◆ TO DO
Retype the material in full, keeping every word the same.

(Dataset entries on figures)
-- start --

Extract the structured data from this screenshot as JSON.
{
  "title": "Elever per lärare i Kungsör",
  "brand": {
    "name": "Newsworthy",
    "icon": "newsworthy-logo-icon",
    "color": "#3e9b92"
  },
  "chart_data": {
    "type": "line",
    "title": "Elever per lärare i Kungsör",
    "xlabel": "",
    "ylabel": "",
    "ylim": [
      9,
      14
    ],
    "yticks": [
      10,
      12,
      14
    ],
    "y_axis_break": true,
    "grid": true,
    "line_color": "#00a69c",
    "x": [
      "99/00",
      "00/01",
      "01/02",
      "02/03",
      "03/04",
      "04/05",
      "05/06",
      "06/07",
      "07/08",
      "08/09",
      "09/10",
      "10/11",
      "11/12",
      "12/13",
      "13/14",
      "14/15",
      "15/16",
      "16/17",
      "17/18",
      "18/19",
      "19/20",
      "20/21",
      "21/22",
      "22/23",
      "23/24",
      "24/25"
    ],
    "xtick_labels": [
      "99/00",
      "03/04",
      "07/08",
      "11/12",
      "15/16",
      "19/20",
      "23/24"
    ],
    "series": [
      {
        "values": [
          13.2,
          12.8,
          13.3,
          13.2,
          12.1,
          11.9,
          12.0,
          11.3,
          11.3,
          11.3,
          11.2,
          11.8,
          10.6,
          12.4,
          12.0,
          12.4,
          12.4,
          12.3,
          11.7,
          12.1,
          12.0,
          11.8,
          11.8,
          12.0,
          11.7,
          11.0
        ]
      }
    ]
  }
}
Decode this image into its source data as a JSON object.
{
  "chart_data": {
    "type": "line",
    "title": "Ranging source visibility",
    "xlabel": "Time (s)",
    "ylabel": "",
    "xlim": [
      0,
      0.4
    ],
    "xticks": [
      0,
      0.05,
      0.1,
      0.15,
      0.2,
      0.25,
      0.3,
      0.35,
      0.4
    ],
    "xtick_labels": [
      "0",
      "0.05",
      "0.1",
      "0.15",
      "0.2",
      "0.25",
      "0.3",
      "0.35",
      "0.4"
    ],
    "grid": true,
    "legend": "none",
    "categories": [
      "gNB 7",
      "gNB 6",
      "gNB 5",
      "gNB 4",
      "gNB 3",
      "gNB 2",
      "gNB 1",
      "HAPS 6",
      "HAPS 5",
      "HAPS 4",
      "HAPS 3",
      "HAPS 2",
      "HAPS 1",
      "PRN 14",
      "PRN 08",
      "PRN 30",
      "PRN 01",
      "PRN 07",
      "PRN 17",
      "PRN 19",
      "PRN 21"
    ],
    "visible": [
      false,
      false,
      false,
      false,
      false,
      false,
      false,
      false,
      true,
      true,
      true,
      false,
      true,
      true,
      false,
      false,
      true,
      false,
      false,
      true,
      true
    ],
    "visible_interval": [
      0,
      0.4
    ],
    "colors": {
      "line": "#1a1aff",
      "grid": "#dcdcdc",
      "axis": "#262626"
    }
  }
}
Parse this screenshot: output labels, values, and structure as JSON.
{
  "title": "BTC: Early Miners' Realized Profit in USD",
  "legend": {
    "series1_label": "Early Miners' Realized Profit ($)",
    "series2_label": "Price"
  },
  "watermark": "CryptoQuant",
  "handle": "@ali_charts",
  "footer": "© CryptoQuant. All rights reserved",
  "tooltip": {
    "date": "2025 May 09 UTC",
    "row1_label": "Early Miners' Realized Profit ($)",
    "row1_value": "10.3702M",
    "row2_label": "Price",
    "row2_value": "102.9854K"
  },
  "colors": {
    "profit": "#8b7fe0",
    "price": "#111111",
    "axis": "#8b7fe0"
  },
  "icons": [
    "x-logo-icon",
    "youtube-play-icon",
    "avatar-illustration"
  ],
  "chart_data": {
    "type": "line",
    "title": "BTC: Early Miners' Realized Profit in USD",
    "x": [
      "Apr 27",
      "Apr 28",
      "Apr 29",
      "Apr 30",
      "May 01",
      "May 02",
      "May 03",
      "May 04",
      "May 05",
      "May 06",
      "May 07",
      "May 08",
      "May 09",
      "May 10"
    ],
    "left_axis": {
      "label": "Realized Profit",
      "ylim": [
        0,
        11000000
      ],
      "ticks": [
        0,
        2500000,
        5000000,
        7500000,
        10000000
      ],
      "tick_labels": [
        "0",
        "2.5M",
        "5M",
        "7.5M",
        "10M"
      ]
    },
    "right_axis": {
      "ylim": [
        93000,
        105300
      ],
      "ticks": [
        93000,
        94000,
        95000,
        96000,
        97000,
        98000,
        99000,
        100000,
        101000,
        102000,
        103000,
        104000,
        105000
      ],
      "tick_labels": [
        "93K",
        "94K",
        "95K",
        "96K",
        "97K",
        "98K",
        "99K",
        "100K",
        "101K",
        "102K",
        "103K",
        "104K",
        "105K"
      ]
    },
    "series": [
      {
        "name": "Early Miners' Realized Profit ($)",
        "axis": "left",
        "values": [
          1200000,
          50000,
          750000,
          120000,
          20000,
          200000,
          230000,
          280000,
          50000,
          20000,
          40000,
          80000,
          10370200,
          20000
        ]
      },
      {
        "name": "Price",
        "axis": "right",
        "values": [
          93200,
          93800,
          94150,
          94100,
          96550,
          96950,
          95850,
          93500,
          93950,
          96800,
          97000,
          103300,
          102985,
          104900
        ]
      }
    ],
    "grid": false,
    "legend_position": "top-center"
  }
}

-- end --

◆ OUTPUT FOR THIS TASK
Extract the structured data from this screenshot as JSON.
{
  "title": "Elever per lärare i Kungsör",
  "brand": {
    "name": "Newsworthy",
    "icon": "newsworthy-logo-icon",
    "color": "#3e9b92"
  },
  "chart_data": {
    "type": "line",
    "title": "Elever per lärare i Kungsör",
    "xlabel": "",
    "ylabel": "",
    "ylim": [
      9,
      14
    ],
    "yticks": [
      10,
      12,
      14
    ],
    "y_axis_break": true,
    "grid": true,
    "line_color": "#00a69c",
    "x": [
      "99/00",
      "00/01",
      "01/02",
      "02/03",
      "03/04",
      "04/05",
      "05/06",
      "06/07",
      "07/08",
      "08/09",
      "09/10",
      "10/11",
      "11/12",
      "12/13",
      "13/14",
      "14/15",
      "15/16",
      "16/17",
      "17/18",
      "18/19",
      "19/20",
      "20/21",
      "21/22",
      "22/23",
      "23/24",
      "24/25"
    ],
    "xtick_labels": [
      "99/00",
      "03/04",
      "07/08",
      "11/12",
      "15/16",
      "19/20",
      "23/24"
    ],
    "series": [
      {
        "values": [
          13.2,
          12.8,
          13.3,
          13.2,
          12.1,
          11.9,
          12.0,
          11.3,
          11.3,
          11.3,
          11.2,
          11.8,
          10.6,
          12.4,
          12.0,
          12.4,
          12.4,
          12.3,
          11.7,
          12.1,
          12.0,
          11.8,
          11.8,
          12.0,
          11.7,
          11.0
        ]
      }
    ]
  }
}
Decode this image into its source data as a JSON object.
{
  "chart_data": {
    "type": "line",
    "title": "Ranging source visibility",
    "xlabel": "Time (s)",
    "ylabel": "",
    "xlim": [
      0,
      0.4
    ],
    "xticks": [
      0,
      0.05,
      0.1,
      0.15,
      0.2,
      0.25,
      0.3,
      0.35,
      0.4
    ],
    "xtick_labels": [
      "0",
      "0.05",
      "0.1",
      "0.15",
      "0.2",
      "0.25",
      "0.3",
      "0.35",
      "0.4"
    ],
    "grid": true,
    "legend": "none",
    "categories": [
      "gNB 7",
      "gNB 6",
      "gNB 5",
      "gNB 4",
      "gNB 3",
      "gNB 2",
      "gNB 1",
      "HAPS 6",
      "HAPS 5",
      "HAPS 4",
      "HAPS 3",
      "HAPS 2",
      "HAPS 1",
      "PRN 14",
      "PRN 08",
      "PRN 30",
      "PRN 01",
      "PRN 07",
      "PRN 17",
      "PRN 19",
      "PRN 21"
    ],
    "visible": [
      false,
      false,
      false,
      false,
      false,
      false,
      false,
      false,
      true,
      true,
      true,
      false,
      true,
      true,
      false,
      false,
      true,
      false,
      false,
      true,
      true
    ],
    "visible_interval": [
      0,
      0.4
    ],
    "colors": {
      "line": "#1a1aff",
      "grid": "#dcdcdc",
      "axis": "#262626"
    }
  }
}
Parse this screenshot: output labels, values, and structure as JSON.
{
  "title": "BTC: Early Miners' Realized Profit in USD",
  "legend": {
    "series1_label": "Early Miners' Realized Profit ($)",
    "series2_label": "Price"
  },
  "watermark": "CryptoQuant",
  "handle": "@ali_charts",
  "footer": "© CryptoQuant. All rights reserved",
  "tooltip": {
    "date": "2025 May 09 UTC",
    "row1_label": "Early Miners' Realized Profit ($)",
    "row1_value": "10.3702M",
    "row2_label": "Price",
    "row2_value": "102.9854K"
  },
  "colors": {
    "profit": "#8b7fe0",
    "price": "#111111",
    "axis": "#8b7fe0"
  },
  "icons": [
    "x-logo-icon",
    "youtube-play-icon",
    "avatar-illustration"
  ],
  "chart_data": {
    "type": "line",
    "title": "BTC: Early Miners' Realized Profit in USD",
    "x": [
      "Apr 27",
      "Apr 28",
      "Apr 29",
      "Apr 30",
      "May 01",
      "May 02",
      "May 03",
      "May 04",
      "May 05",
      "May 06",
      "May 07",
      "May 08",
      "May 09",
      "May 10"
    ],
    "left_axis": {
      "label": "Realized Profit",
      "ylim": [
        0,
        11000000
      ],
      "ticks": [
        0,
        2500000,
        5000000,
        7500000,
        10000000
      ],
      "tick_labels": [
        "0",
        "2.5M",
        "5M",
        "7.5M",
        "10M"
      ]
    },
    "right_axis": {
      "ylim": [
        93000,
        105300
      ],
      "ticks": [
        93000,
        94000,
        95000,
        96000,
        97000,
        98000,
        99000,
        100000,
        101000,
        102000,
        103000,
        104000,
        105000
      ],
      "tick_labels": [
        "93K",
        "94K",
        "95K",
        "96K",
        "97K",
        "98K",
        "99K",
        "100K",
        "101K",
        "102K",
        "103K",
        "104K",
        "105K"
      ]
    },
    "series": [
      {
        "name": "Early Miners' Realized Profit ($)",
        "axis": "left",
        "values": [
          1200000,
          50000,
          750000,
          120000,
          20000,
          200000,
          230000,
          280000,
          50000,
          20000,
          40000,
          80000,
          10370200,
          20000
        ]
      },
      {
        "name": "Price",
        "axis": "right",
        "values": [
          93200,
          93800,
          94150,
          94100,
          96550,
          96950,
          95850,
          93500,
          93950,
          96800,
          97000,
          103300,
          102985,
          104900
        ]
      }
    ],
    "grid": false,
    "legend_position": "top-center"
  }
}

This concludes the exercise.